PROBLEM TO WORK ON — Scan the data below. Pull out each line where "title" occurs.

(Extracted data entries)
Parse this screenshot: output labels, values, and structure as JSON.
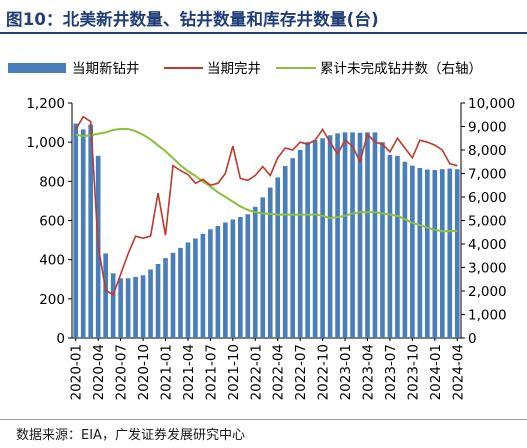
{
  "figure": {
    "title": "图10：北美新井数量、钻井数量和库存井数量(台)",
    "source": "数据来源：EIA，广发证券发展研究中心"
  },
  "colors": {
    "bars": "#4a7ebb",
    "completed": "#c0392b",
    "duc": "#8cbf3a",
    "title": "#1f3e78"
  },
  "chart_data": {
    "type": "bar",
    "legend": {
      "position": "top",
      "entries": [
        "当期新钻井",
        "当期完井",
        "累计未完成钻井数（右轴）"
      ]
    },
    "x_tick_labels": [
      "2020-01",
      "2020-04",
      "2020-07",
      "2020-10",
      "2021-01",
      "2021-04",
      "2021-07",
      "2021-10",
      "2022-01",
      "2022-04",
      "2022-07",
      "2022-10",
      "2023-01",
      "2023-04",
      "2023-07",
      "2023-10",
      "2024-01",
      "2024-04"
    ],
    "y_left": {
      "min": 0,
      "max": 1200,
      "ticks": [
        "0",
        "200",
        "400",
        "600",
        "800",
        "1,000",
        "1,200"
      ]
    },
    "y_right": {
      "min": 0,
      "max": 10000,
      "ticks": [
        "0",
        "1,000",
        "2,000",
        "3,000",
        "4,000",
        "5,000",
        "6,000",
        "7,000",
        "8,000",
        "9,000",
        "10,000"
      ]
    },
    "grid": false,
    "categories": [
      "2020-01",
      "2020-02",
      "2020-03",
      "2020-04",
      "2020-05",
      "2020-06",
      "2020-07",
      "2020-08",
      "2020-09",
      "2020-10",
      "2020-11",
      "2020-12",
      "2021-01",
      "2021-02",
      "2021-03",
      "2021-04",
      "2021-05",
      "2021-06",
      "2021-07",
      "2021-08",
      "2021-09",
      "2021-10",
      "2021-11",
      "2021-12",
      "2022-01",
      "2022-02",
      "2022-03",
      "2022-04",
      "2022-05",
      "2022-06",
      "2022-07",
      "2022-08",
      "2022-09",
      "2022-10",
      "2022-11",
      "2022-12",
      "2023-01",
      "2023-02",
      "2023-03",
      "2023-04",
      "2023-05",
      "2023-06",
      "2023-07",
      "2023-08",
      "2023-09",
      "2023-10",
      "2023-11",
      "2023-12",
      "2024-01",
      "2024-02",
      "2024-03",
      "2024-04"
    ],
    "series": [
      {
        "name": "当期新钻井",
        "kind": "bar",
        "axis": "left",
        "values": [
          1095,
          1065,
          1090,
          930,
          432,
          330,
          305,
          305,
          312,
          320,
          350,
          378,
          408,
          435,
          460,
          488,
          508,
          532,
          555,
          572,
          590,
          605,
          618,
          632,
          670,
          718,
          768,
          820,
          878,
          918,
          960,
          1000,
          1010,
          1020,
          1035,
          1045,
          1050,
          1050,
          1048,
          1050,
          1050,
          1000,
          935,
          930,
          900,
          880,
          868,
          860,
          858,
          862,
          865,
          862
        ]
      },
      {
        "name": "当期完井",
        "kind": "line",
        "axis": "left",
        "values": [
          1065,
          1130,
          1105,
          470,
          245,
          220,
          325,
          430,
          520,
          510,
          520,
          740,
          525,
          880,
          855,
          835,
          790,
          810,
          780,
          790,
          840,
          980,
          815,
          805,
          830,
          875,
          830,
          920,
          970,
          960,
          1000,
          990,
          1010,
          1065,
          1000,
          940,
          1010,
          980,
          900,
          1040,
          1000,
          990,
          950,
          1020,
          970,
          920,
          1010,
          1000,
          985,
          960,
          890,
          880
        ]
      },
      {
        "name": "累计未完成钻井数（右轴）",
        "kind": "line",
        "axis": "right",
        "values": [
          8650,
          8600,
          8620,
          8690,
          8750,
          8850,
          8900,
          8890,
          8800,
          8650,
          8450,
          8200,
          7950,
          7650,
          7350,
          7100,
          6900,
          6650,
          6450,
          6200,
          6000,
          5800,
          5600,
          5450,
          5350,
          5300,
          5280,
          5250,
          5250,
          5250,
          5250,
          5250,
          5250,
          5200,
          5100,
          5150,
          5200,
          5300,
          5350,
          5350,
          5350,
          5300,
          5250,
          5200,
          5050,
          4900,
          4800,
          4700,
          4600,
          4550,
          4550,
          4560
        ]
      }
    ]
  }
}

ANSWER —
    "title": "图10：北美新井数量、钻井数量和库存井数量(台)",
    "title": "#1f3e78"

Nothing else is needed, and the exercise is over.